**TASK GOAL:** Copy out each line of the material below with no changes.

● ● ●

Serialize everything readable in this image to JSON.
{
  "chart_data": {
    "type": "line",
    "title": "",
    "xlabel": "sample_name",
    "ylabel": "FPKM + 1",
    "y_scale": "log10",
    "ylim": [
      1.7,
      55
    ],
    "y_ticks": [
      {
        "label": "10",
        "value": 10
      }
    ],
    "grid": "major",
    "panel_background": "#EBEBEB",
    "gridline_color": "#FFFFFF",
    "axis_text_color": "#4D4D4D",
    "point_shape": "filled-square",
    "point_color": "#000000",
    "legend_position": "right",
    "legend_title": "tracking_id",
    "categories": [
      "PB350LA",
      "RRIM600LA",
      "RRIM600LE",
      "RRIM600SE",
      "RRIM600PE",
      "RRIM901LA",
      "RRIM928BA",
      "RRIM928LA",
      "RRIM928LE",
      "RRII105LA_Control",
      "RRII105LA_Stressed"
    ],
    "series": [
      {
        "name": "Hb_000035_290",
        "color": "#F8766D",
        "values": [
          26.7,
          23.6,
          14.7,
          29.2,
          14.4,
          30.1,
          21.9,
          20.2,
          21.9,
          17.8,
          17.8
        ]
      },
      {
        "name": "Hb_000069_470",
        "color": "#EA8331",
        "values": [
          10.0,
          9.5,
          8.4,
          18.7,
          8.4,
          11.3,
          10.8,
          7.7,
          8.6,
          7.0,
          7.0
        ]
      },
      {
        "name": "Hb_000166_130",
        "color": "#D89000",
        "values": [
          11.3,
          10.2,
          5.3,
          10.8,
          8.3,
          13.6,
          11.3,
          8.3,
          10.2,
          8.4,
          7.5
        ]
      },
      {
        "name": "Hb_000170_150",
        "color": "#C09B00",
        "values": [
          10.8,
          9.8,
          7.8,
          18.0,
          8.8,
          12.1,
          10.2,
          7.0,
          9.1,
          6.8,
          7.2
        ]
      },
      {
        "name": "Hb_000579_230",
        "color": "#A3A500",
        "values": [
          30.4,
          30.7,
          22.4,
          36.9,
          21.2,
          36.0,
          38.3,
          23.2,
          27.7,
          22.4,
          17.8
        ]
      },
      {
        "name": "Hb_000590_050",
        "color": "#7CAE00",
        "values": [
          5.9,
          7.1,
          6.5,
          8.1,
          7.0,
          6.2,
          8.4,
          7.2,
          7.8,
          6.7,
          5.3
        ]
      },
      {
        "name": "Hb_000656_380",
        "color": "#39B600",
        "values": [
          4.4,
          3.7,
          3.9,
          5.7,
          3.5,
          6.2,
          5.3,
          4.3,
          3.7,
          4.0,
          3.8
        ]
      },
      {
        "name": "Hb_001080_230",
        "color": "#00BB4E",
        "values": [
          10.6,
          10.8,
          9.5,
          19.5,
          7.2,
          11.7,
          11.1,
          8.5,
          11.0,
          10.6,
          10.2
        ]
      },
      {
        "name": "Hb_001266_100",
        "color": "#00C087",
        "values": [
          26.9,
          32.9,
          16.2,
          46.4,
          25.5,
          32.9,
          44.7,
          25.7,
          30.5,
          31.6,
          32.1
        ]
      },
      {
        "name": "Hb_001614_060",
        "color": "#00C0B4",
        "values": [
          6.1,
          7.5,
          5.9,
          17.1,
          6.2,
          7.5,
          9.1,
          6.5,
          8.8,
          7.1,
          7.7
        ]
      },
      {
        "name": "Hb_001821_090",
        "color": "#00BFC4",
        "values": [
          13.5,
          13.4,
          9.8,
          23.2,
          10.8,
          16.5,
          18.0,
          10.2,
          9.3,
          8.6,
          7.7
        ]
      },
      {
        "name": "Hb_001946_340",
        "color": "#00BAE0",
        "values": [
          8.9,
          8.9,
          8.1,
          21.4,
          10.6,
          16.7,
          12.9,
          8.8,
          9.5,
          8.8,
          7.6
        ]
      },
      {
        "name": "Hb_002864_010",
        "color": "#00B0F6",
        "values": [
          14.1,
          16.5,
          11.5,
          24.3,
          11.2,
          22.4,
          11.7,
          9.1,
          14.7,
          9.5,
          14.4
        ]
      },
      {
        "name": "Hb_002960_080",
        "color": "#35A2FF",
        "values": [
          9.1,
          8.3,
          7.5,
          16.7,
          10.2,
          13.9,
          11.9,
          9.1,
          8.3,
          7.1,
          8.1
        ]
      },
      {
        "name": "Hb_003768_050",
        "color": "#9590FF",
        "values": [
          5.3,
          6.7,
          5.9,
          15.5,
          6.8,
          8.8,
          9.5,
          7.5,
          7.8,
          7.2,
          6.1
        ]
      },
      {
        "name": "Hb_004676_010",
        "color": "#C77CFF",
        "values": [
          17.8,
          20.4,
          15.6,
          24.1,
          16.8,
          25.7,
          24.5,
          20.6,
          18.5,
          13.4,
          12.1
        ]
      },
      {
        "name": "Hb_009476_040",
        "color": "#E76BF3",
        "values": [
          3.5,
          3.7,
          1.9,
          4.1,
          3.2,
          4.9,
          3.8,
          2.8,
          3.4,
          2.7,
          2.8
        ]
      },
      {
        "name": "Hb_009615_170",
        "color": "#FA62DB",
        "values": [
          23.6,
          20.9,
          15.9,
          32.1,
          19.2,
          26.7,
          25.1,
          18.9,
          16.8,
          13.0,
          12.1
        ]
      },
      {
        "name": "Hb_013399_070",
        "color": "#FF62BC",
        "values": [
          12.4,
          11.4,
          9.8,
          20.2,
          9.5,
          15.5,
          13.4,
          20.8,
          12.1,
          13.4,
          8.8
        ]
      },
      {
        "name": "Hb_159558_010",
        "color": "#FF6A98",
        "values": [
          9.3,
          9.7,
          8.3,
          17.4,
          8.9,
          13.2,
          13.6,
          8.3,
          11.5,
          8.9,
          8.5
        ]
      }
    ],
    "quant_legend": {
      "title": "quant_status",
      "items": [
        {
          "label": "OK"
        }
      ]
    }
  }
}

● ● ●

**EXPECTED ANSWER:**
Serialize everything readable in this image to JSON.
{
  "chart_data": {
    "type": "line",
    "title": "",
    "xlabel": "sample_name",
    "ylabel": "FPKM + 1",
    "y_scale": "log10",
    "ylim": [
      1.7,
      55
    ],
    "y_ticks": [
      {
        "label": "10",
        "value": 10
      }
    ],
    "grid": "major",
    "panel_background": "#EBEBEB",
    "gridline_color": "#FFFFFF",
    "axis_text_color": "#4D4D4D",
    "point_shape": "filled-square",
    "point_color": "#000000",
    "legend_position": "right",
    "legend_title": "tracking_id",
    "categories": [
      "PB350LA",
      "RRIM600LA",
      "RRIM600LE",
      "RRIM600SE",
      "RRIM600PE",
      "RRIM901LA",
      "RRIM928BA",
      "RRIM928LA",
      "RRIM928LE",
      "RRII105LA_Control",
      "RRII105LA_Stressed"
    ],
    "series": [
      {
        "name": "Hb_000035_290",
        "color": "#F8766D",
        "values": [
          26.7,
          23.6,
          14.7,
          29.2,
          14.4,
          30.1,
          21.9,
          20.2,
          21.9,
          17.8,
          17.8
        ]
      },
      {
        "name": "Hb_000069_470",
        "color": "#EA8331",
        "values": [
          10.0,
          9.5,
          8.4,
          18.7,
          8.4,
          11.3,
          10.8,
          7.7,
          8.6,
          7.0,
          7.0
        ]
      },
      {
        "name": "Hb_000166_130",
        "color": "#D89000",
        "values": [
          11.3,
          10.2,
          5.3,
          10.8,
          8.3,
          13.6,
          11.3,
          8.3,
          10.2,
          8.4,
          7.5
        ]
      },
      {
        "name": "Hb_000170_150",
        "color": "#C09B00",
        "values": [
          10.8,
          9.8,
          7.8,
          18.0,
          8.8,
          12.1,
          10.2,
          7.0,
          9.1,
          6.8,
          7.2
        ]
      },
      {
        "name": "Hb_000579_230",
        "color": "#A3A500",
        "values": [
          30.4,
          30.7,
          22.4,
          36.9,
          21.2,
          36.0,
          38.3,
          23.2,
          27.7,
          22.4,
          17.8
        ]
      },
      {
        "name": "Hb_000590_050",
        "color": "#7CAE00",
        "values": [
          5.9,
          7.1,
          6.5,
          8.1,
          7.0,
          6.2,
          8.4,
          7.2,
          7.8,
          6.7,
          5.3
        ]
      },
      {
        "name": "Hb_000656_380",
        "color": "#39B600",
        "values": [
          4.4,
          3.7,
          3.9,
          5.7,
          3.5,
          6.2,
          5.3,
          4.3,
          3.7,
          4.0,
          3.8
        ]
      },
      {
        "name": "Hb_001080_230",
        "color": "#00BB4E",
        "values": [
          10.6,
          10.8,
          9.5,
          19.5,
          7.2,
          11.7,
          11.1,
          8.5,
          11.0,
          10.6,
          10.2
        ]
      },
      {
        "name": "Hb_001266_100",
        "color": "#00C087",
        "values": [
          26.9,
          32.9,
          16.2,
          46.4,
          25.5,
          32.9,
          44.7,
          25.7,
          30.5,
          31.6,
          32.1
        ]
      },
      {
        "name": "Hb_001614_060",
        "color": "#00C0B4",
        "values": [
          6.1,
          7.5,
          5.9,
          17.1,
          6.2,
          7.5,
          9.1,
          6.5,
          8.8,
          7.1,
          7.7
        ]
      },
      {
        "name": "Hb_001821_090",
        "color": "#00BFC4",
        "values": [
          13.5,
          13.4,
          9.8,
          23.2,
          10.8,
          16.5,
          18.0,
          10.2,
          9.3,
          8.6,
          7.7
        ]
      },
      {
        "name": "Hb_001946_340",
        "color": "#00BAE0",
        "values": [
          8.9,
          8.9,
          8.1,
          21.4,
          10.6,
          16.7,
          12.9,
          8.8,
          9.5,
          8.8,
          7.6
        ]
      },
      {
        "name": "Hb_002864_010",
        "color": "#00B0F6",
        "values": [
          14.1,
          16.5,
          11.5,
          24.3,
          11.2,
          22.4,
          11.7,
          9.1,
          14.7,
          9.5,
          14.4
        ]
      },
      {
        "name": "Hb_002960_080",
        "color": "#35A2FF",
        "values": [
          9.1,
          8.3,
          7.5,
          16.7,
          10.2,
          13.9,
          11.9,
          9.1,
          8.3,
          7.1,
          8.1
        ]
      },
      {
        "name": "Hb_003768_050",
        "color": "#9590FF",
        "values": [
          5.3,
          6.7,
          5.9,
          15.5,
          6.8,
          8.8,
          9.5,
          7.5,
          7.8,
          7.2,
          6.1
        ]
      },
      {
        "name": "Hb_004676_010",
        "color": "#C77CFF",
        "values": [
          17.8,
          20.4,
          15.6,
          24.1,
          16.8,
          25.7,
          24.5,
          20.6,
          18.5,
          13.4,
          12.1
        ]
      },
      {
        "name": "Hb_009476_040",
        "color": "#E76BF3",
        "values": [
          3.5,
          3.7,
          1.9,
          4.1,
          3.2,
          4.9,
          3.8,
          2.8,
          3.4,
          2.7,
          2.8
        ]
      },
      {
        "name": "Hb_009615_170",
        "color": "#FA62DB",
        "values": [
          23.6,
          20.9,
          15.9,
          32.1,
          19.2,
          26.7,
          25.1,
          18.9,
          16.8,
          13.0,
          12.1
        ]
      },
      {
        "name": "Hb_013399_070",
        "color": "#FF62BC",
        "values": [
          12.4,
          11.4,
          9.8,
          20.2,
          9.5,
          15.5,
          13.4,
          20.8,
          12.1,
          13.4,
          8.8
        ]
      },
      {
        "name": "Hb_159558_010",
        "color": "#FF6A98",
        "values": [
          9.3,
          9.7,
          8.3,
          17.4,
          8.9,
          13.2,
          13.6,
          8.3,
          11.5,
          8.9,
          8.5
        ]
      }
    ],
    "quant_legend": {
      "title": "quant_status",
      "items": [
        {
          "label": "OK"
        }
      ]
    }
  }
}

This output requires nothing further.